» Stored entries
● ● ●
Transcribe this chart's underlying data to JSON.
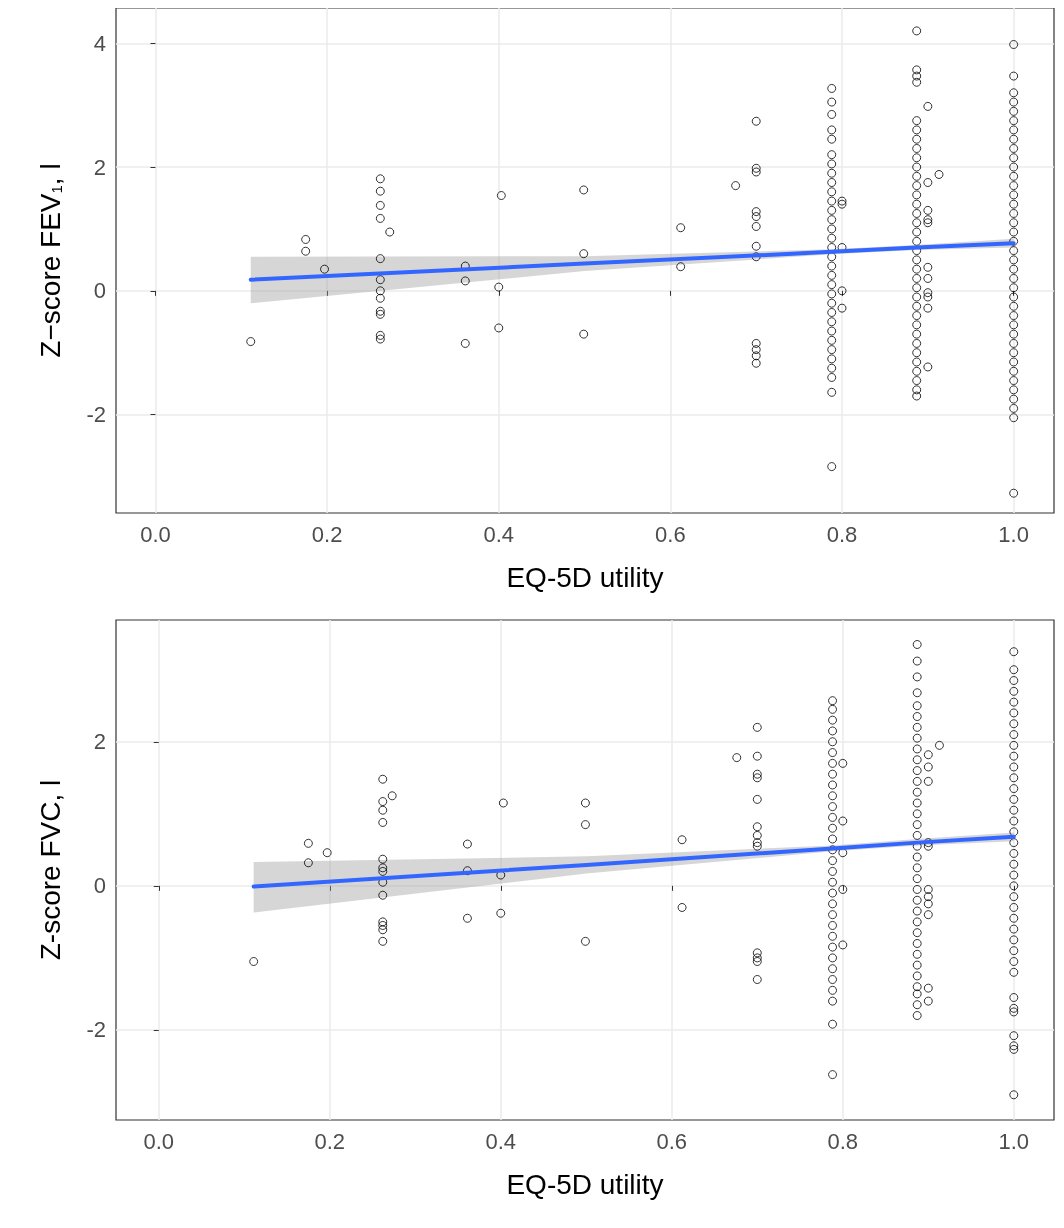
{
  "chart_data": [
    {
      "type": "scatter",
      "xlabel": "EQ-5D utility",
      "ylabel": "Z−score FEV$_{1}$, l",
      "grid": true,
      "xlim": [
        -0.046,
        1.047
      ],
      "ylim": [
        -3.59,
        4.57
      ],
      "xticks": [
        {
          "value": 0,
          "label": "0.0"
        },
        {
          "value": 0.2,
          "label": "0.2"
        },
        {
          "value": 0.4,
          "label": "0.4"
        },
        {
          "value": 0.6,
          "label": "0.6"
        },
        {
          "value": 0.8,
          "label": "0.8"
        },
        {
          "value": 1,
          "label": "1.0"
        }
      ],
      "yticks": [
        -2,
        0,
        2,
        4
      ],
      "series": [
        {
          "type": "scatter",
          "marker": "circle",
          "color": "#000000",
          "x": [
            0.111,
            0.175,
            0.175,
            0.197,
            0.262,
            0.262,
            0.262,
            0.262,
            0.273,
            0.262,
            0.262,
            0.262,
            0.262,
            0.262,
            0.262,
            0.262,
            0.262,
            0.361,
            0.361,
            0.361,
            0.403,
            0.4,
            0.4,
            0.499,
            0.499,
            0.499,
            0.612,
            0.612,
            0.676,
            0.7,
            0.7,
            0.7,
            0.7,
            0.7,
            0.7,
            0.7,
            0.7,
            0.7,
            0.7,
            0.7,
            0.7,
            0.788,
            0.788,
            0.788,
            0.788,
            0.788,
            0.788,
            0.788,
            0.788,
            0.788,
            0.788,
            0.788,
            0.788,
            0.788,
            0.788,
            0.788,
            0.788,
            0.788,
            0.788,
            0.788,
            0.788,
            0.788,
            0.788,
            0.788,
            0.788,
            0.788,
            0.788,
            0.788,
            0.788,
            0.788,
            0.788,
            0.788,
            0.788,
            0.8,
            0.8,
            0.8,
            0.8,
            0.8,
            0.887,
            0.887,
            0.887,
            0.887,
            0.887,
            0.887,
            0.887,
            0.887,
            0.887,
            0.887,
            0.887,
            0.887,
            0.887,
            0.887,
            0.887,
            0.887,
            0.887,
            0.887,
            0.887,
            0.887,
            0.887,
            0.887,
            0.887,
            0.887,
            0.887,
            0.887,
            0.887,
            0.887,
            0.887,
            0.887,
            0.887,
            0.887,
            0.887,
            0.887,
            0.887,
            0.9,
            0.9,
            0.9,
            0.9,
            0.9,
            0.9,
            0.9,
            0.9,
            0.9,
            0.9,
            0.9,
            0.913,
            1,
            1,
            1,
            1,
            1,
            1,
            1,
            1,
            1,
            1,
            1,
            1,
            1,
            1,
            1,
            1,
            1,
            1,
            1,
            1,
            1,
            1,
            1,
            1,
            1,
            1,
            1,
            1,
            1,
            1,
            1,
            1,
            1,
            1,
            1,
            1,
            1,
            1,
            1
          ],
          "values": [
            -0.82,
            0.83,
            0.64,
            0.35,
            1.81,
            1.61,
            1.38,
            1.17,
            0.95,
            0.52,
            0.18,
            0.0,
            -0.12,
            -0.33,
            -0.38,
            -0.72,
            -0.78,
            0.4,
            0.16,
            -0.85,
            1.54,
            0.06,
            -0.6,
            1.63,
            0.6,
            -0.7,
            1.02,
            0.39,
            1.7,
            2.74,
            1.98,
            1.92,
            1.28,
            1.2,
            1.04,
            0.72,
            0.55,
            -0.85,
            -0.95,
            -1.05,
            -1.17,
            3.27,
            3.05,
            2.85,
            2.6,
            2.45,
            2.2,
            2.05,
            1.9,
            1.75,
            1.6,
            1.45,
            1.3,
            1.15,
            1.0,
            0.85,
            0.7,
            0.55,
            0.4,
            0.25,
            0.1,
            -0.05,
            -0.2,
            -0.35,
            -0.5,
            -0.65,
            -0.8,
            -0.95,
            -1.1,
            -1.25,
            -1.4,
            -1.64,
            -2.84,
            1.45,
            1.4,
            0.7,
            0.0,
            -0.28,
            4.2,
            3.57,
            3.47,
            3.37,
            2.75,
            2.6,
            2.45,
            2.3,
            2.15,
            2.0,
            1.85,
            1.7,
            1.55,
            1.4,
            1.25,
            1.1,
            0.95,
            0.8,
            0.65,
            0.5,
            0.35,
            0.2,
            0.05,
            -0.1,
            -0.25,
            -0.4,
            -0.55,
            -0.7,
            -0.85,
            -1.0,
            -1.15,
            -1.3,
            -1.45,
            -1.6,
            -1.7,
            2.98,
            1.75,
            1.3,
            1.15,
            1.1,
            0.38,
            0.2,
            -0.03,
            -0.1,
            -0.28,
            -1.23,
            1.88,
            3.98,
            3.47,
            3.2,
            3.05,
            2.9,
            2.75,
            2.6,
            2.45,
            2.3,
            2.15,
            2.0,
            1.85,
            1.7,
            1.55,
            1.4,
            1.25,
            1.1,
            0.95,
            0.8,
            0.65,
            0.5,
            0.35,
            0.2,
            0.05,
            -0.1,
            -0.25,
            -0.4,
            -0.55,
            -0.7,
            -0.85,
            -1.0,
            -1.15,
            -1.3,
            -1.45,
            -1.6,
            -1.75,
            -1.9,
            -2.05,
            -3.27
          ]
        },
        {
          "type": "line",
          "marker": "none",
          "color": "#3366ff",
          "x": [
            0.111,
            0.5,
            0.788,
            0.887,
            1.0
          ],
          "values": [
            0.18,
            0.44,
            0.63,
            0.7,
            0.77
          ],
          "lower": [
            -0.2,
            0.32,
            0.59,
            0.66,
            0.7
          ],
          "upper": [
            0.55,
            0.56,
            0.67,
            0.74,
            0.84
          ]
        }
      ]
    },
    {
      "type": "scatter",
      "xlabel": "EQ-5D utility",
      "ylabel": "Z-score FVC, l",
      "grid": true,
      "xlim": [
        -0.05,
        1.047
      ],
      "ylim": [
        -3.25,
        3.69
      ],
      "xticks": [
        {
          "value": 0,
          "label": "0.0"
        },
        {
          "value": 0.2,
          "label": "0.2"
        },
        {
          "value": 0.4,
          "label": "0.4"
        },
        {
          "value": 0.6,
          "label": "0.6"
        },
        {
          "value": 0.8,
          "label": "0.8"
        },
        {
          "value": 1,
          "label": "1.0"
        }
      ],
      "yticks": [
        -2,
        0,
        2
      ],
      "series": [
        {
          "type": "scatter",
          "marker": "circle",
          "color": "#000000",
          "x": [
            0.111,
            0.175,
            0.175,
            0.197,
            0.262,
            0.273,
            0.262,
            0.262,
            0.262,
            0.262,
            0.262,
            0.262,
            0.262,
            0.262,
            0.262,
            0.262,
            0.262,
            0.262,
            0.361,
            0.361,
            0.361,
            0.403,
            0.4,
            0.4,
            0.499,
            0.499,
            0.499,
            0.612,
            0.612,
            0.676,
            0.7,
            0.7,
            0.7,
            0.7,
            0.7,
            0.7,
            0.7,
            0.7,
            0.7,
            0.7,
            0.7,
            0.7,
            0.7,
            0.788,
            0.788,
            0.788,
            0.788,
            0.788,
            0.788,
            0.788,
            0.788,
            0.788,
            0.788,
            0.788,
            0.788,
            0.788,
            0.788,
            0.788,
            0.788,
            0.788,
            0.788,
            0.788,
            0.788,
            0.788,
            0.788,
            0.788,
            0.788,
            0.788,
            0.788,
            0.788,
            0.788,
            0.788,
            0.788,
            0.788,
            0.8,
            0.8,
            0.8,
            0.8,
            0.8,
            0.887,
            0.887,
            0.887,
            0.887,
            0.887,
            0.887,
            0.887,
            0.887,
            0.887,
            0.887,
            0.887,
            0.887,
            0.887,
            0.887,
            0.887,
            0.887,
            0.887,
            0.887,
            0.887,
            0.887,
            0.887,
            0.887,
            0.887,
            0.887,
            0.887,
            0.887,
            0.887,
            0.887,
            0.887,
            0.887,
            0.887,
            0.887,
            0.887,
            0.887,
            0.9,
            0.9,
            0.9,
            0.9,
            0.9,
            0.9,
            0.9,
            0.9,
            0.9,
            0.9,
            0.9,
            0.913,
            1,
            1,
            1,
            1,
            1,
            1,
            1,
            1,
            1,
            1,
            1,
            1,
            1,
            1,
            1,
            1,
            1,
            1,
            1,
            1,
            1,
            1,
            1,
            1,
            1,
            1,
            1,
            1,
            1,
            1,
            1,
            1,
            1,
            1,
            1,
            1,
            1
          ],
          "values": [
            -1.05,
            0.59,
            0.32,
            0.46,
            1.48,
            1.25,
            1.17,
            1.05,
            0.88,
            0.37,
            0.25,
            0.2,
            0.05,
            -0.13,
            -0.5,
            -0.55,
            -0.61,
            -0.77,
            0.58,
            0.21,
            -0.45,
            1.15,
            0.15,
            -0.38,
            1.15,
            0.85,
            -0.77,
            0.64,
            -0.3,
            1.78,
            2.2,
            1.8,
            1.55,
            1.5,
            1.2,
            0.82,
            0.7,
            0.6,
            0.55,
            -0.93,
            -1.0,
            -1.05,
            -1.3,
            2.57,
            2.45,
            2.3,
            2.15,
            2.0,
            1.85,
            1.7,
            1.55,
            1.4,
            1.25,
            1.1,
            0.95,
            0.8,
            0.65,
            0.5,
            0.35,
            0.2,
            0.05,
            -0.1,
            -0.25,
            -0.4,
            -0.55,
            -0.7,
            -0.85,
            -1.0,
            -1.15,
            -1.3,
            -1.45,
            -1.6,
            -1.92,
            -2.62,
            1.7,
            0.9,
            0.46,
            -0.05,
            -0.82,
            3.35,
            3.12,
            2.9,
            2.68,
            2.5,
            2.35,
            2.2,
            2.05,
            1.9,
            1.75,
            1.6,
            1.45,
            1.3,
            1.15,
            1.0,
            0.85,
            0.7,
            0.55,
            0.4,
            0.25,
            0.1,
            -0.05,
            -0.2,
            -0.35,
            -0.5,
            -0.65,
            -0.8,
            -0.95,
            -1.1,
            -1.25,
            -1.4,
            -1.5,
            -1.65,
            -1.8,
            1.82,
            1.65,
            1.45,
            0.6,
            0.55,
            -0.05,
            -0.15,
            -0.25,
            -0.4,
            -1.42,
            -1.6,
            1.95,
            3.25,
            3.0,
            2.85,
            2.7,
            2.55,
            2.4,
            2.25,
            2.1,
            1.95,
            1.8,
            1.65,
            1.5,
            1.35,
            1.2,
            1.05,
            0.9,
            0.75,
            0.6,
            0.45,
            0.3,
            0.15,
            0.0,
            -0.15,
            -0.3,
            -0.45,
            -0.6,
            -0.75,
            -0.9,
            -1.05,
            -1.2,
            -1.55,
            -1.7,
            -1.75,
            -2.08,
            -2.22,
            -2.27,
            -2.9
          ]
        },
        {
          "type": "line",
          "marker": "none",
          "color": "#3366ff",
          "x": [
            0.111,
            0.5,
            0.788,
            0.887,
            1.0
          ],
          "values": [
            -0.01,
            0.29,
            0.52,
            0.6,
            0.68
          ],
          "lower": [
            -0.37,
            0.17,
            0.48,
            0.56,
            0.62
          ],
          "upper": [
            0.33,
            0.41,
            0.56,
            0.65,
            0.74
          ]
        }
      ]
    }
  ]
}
● ● ●
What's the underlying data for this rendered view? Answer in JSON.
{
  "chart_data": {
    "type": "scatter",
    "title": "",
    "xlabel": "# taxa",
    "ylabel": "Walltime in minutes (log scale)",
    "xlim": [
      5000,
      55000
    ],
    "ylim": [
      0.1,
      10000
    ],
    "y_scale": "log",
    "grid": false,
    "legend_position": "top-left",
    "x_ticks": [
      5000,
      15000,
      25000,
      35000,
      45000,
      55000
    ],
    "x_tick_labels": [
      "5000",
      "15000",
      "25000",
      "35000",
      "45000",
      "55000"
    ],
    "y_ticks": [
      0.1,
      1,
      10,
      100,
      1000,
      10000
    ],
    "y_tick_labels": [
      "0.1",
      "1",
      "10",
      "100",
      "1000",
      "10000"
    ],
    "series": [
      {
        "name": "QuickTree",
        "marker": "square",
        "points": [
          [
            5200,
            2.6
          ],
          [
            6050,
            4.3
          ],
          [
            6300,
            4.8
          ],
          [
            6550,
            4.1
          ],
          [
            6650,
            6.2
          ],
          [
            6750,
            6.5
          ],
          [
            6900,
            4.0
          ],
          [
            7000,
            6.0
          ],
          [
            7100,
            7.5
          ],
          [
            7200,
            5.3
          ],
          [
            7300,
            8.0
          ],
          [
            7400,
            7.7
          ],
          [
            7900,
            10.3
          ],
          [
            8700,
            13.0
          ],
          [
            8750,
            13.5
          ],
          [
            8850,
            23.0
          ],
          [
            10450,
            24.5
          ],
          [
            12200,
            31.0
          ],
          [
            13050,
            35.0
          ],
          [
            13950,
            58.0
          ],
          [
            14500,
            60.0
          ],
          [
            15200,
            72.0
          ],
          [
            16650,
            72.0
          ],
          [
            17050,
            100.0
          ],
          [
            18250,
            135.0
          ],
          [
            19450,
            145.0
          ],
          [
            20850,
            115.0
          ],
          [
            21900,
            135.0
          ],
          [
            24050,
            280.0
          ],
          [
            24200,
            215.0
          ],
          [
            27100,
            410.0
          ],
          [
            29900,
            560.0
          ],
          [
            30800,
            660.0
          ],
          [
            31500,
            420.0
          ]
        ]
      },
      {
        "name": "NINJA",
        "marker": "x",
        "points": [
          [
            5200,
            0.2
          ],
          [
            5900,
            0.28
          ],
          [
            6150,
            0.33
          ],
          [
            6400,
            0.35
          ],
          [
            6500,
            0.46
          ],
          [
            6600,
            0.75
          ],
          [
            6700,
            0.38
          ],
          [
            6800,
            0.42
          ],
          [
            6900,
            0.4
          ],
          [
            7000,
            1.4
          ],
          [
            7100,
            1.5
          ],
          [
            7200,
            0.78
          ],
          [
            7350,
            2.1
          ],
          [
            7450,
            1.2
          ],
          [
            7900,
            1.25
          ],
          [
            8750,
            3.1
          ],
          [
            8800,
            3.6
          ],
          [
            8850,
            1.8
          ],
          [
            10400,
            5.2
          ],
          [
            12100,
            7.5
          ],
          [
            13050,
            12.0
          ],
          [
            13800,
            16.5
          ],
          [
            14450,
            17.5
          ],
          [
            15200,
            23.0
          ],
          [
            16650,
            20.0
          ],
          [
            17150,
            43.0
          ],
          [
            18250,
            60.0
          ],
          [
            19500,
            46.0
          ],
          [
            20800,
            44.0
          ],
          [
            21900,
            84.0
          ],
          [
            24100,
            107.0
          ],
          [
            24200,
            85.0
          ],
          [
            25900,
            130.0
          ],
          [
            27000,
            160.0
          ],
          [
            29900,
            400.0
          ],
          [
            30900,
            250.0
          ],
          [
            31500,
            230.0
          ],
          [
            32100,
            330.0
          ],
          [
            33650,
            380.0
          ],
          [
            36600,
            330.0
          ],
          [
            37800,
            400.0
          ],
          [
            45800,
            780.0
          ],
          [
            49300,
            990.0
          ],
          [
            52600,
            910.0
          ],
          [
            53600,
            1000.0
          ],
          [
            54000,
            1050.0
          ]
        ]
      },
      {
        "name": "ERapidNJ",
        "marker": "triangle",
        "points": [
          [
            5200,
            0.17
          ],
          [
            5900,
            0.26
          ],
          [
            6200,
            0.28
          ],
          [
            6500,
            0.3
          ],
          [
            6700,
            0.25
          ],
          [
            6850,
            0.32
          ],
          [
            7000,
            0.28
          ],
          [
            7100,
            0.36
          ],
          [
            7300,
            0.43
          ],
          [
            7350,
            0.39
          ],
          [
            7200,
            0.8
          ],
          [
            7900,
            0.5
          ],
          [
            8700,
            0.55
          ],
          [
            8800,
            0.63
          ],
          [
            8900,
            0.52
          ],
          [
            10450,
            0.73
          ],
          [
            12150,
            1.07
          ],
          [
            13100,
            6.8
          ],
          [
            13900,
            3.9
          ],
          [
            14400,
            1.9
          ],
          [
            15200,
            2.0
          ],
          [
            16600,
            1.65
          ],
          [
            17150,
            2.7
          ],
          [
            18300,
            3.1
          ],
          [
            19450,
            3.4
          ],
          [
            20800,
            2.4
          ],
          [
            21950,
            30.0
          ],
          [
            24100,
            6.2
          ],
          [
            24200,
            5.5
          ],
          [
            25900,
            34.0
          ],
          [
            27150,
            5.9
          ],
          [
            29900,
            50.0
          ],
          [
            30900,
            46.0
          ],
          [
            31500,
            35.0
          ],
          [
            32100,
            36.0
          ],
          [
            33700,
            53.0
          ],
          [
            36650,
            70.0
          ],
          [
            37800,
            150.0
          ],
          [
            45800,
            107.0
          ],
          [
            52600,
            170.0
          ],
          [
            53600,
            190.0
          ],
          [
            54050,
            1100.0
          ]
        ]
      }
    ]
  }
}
● ● ●
» Written instruction
Count all lines of the data that include "score". The answer is the number alone.

» The answer
2